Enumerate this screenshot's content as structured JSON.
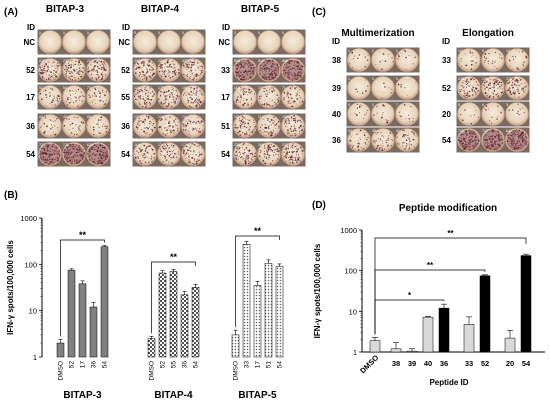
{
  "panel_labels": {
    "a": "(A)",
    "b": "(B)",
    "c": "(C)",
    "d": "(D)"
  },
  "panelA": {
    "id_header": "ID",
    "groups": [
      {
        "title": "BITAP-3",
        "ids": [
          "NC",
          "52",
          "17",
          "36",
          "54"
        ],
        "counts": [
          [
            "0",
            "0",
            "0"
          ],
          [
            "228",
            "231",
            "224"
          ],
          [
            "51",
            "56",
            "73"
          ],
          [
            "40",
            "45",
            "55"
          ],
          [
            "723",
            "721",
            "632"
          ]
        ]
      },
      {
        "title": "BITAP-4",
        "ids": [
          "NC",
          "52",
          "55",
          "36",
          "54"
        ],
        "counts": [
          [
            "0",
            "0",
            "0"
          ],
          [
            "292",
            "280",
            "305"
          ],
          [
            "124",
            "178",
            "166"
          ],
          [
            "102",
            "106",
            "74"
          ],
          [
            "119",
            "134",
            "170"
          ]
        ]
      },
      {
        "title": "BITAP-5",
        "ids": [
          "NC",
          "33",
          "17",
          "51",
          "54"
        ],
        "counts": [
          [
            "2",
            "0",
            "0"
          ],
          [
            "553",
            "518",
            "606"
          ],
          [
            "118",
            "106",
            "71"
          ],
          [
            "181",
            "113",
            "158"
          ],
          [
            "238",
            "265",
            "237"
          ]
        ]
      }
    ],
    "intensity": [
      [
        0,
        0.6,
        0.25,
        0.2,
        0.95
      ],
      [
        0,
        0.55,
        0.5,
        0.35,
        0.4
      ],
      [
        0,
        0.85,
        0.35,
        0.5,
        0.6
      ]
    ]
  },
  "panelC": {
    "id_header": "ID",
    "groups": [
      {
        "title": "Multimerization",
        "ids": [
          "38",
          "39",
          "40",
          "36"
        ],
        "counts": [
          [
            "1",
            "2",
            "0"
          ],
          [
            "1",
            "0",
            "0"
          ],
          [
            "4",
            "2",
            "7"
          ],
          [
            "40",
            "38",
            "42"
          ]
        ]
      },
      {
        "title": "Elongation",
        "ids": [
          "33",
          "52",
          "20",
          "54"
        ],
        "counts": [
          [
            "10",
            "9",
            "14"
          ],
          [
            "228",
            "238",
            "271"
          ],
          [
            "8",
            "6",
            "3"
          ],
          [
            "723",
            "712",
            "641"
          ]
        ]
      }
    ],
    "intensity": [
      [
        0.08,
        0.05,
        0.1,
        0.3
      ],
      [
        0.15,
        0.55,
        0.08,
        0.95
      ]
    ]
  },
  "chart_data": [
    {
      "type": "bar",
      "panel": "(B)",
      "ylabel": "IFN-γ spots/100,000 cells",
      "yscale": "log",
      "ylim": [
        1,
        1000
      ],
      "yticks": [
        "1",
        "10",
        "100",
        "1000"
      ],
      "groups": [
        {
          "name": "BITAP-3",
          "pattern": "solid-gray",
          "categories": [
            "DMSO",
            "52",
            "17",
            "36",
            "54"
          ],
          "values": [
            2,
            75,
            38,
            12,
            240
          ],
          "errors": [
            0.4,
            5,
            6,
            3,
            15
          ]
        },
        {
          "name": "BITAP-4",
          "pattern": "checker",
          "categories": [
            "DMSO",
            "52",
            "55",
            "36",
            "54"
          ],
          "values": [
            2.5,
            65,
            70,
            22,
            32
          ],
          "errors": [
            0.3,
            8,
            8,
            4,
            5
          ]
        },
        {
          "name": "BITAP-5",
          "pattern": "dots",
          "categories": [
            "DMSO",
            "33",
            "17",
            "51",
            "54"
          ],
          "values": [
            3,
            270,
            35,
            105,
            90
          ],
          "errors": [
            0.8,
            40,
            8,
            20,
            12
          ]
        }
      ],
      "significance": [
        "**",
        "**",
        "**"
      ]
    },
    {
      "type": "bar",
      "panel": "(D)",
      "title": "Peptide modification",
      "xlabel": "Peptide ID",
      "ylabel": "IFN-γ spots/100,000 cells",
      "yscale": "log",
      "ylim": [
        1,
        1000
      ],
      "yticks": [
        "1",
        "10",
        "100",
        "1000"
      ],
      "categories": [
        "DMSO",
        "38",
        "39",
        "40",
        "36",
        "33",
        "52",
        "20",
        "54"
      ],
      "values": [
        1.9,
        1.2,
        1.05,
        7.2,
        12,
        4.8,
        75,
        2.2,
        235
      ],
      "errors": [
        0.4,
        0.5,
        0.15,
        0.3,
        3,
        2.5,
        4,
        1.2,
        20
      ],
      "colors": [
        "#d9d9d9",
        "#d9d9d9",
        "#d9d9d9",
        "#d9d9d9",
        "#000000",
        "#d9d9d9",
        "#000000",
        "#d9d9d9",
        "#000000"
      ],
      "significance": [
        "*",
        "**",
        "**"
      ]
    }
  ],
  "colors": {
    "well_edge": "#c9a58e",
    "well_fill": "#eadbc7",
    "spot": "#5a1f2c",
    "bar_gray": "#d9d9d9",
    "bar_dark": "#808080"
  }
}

· · · · ·

Would you output the data exactly, without any of its images?

Exercise answer:
Enumerate this screenshot's content as structured JSON.
{
  "panel_labels": {
    "a": "(A)",
    "b": "(B)",
    "c": "(C)",
    "d": "(D)"
  },
  "panelA": {
    "id_header": "ID",
    "groups": [
      {
        "title": "BITAP-3",
        "ids": [
          "NC",
          "52",
          "17",
          "36",
          "54"
        ],
        "counts": [
          [
            "0",
            "0",
            "0"
          ],
          [
            "228",
            "231",
            "224"
          ],
          [
            "51",
            "56",
            "73"
          ],
          [
            "40",
            "45",
            "55"
          ],
          [
            "723",
            "721",
            "632"
          ]
        ]
      },
      {
        "title": "BITAP-4",
        "ids": [
          "NC",
          "52",
          "55",
          "36",
          "54"
        ],
        "counts": [
          [
            "0",
            "0",
            "0"
          ],
          [
            "292",
            "280",
            "305"
          ],
          [
            "124",
            "178",
            "166"
          ],
          [
            "102",
            "106",
            "74"
          ],
          [
            "119",
            "134",
            "170"
          ]
        ]
      },
      {
        "title": "BITAP-5",
        "ids": [
          "NC",
          "33",
          "17",
          "51",
          "54"
        ],
        "counts": [
          [
            "2",
            "0",
            "0"
          ],
          [
            "553",
            "518",
            "606"
          ],
          [
            "118",
            "106",
            "71"
          ],
          [
            "181",
            "113",
            "158"
          ],
          [
            "238",
            "265",
            "237"
          ]
        ]
      }
    ],
    "intensity": [
      [
        0,
        0.6,
        0.25,
        0.2,
        0.95
      ],
      [
        0,
        0.55,
        0.5,
        0.35,
        0.4
      ],
      [
        0,
        0.85,
        0.35,
        0.5,
        0.6
      ]
    ]
  },
  "panelC": {
    "id_header": "ID",
    "groups": [
      {
        "title": "Multimerization",
        "ids": [
          "38",
          "39",
          "40",
          "36"
        ],
        "counts": [
          [
            "1",
            "2",
            "0"
          ],
          [
            "1",
            "0",
            "0"
          ],
          [
            "4",
            "2",
            "7"
          ],
          [
            "40",
            "38",
            "42"
          ]
        ]
      },
      {
        "title": "Elongation",
        "ids": [
          "33",
          "52",
          "20",
          "54"
        ],
        "counts": [
          [
            "10",
            "9",
            "14"
          ],
          [
            "228",
            "238",
            "271"
          ],
          [
            "8",
            "6",
            "3"
          ],
          [
            "723",
            "712",
            "641"
          ]
        ]
      }
    ],
    "intensity": [
      [
        0.08,
        0.05,
        0.1,
        0.3
      ],
      [
        0.15,
        0.55,
        0.08,
        0.95
      ]
    ]
  },
  "chart_data": [
    {
      "type": "bar",
      "panel": "(B)",
      "ylabel": "IFN-γ spots/100,000 cells",
      "yscale": "log",
      "ylim": [
        1,
        1000
      ],
      "yticks": [
        "1",
        "10",
        "100",
        "1000"
      ],
      "groups": [
        {
          "name": "BITAP-3",
          "pattern": "solid-gray",
          "categories": [
            "DMSO",
            "52",
            "17",
            "36",
            "54"
          ],
          "values": [
            2,
            75,
            38,
            12,
            240
          ],
          "errors": [
            0.4,
            5,
            6,
            3,
            15
          ]
        },
        {
          "name": "BITAP-4",
          "pattern": "checker",
          "categories": [
            "DMSO",
            "52",
            "55",
            "36",
            "54"
          ],
          "values": [
            2.5,
            65,
            70,
            22,
            32
          ],
          "errors": [
            0.3,
            8,
            8,
            4,
            5
          ]
        },
        {
          "name": "BITAP-5",
          "pattern": "dots",
          "categories": [
            "DMSO",
            "33",
            "17",
            "51",
            "54"
          ],
          "values": [
            3,
            270,
            35,
            105,
            90
          ],
          "errors": [
            0.8,
            40,
            8,
            20,
            12
          ]
        }
      ],
      "significance": [
        "**",
        "**",
        "**"
      ]
    },
    {
      "type": "bar",
      "panel": "(D)",
      "title": "Peptide modification",
      "xlabel": "Peptide ID",
      "ylabel": "IFN-γ spots/100,000 cells",
      "yscale": "log",
      "ylim": [
        1,
        1000
      ],
      "yticks": [
        "1",
        "10",
        "100",
        "1000"
      ],
      "categories": [
        "DMSO",
        "38",
        "39",
        "40",
        "36",
        "33",
        "52",
        "20",
        "54"
      ],
      "values": [
        1.9,
        1.2,
        1.05,
        7.2,
        12,
        4.8,
        75,
        2.2,
        235
      ],
      "errors": [
        0.4,
        0.5,
        0.15,
        0.3,
        3,
        2.5,
        4,
        1.2,
        20
      ],
      "colors": [
        "#d9d9d9",
        "#d9d9d9",
        "#d9d9d9",
        "#d9d9d9",
        "#000000",
        "#d9d9d9",
        "#000000",
        "#d9d9d9",
        "#000000"
      ],
      "significance": [
        "*",
        "**",
        "**"
      ]
    }
  ],
  "colors": {
    "well_edge": "#c9a58e",
    "well_fill": "#eadbc7",
    "spot": "#5a1f2c",
    "bar_gray": "#d9d9d9",
    "bar_dark": "#808080"
  }
}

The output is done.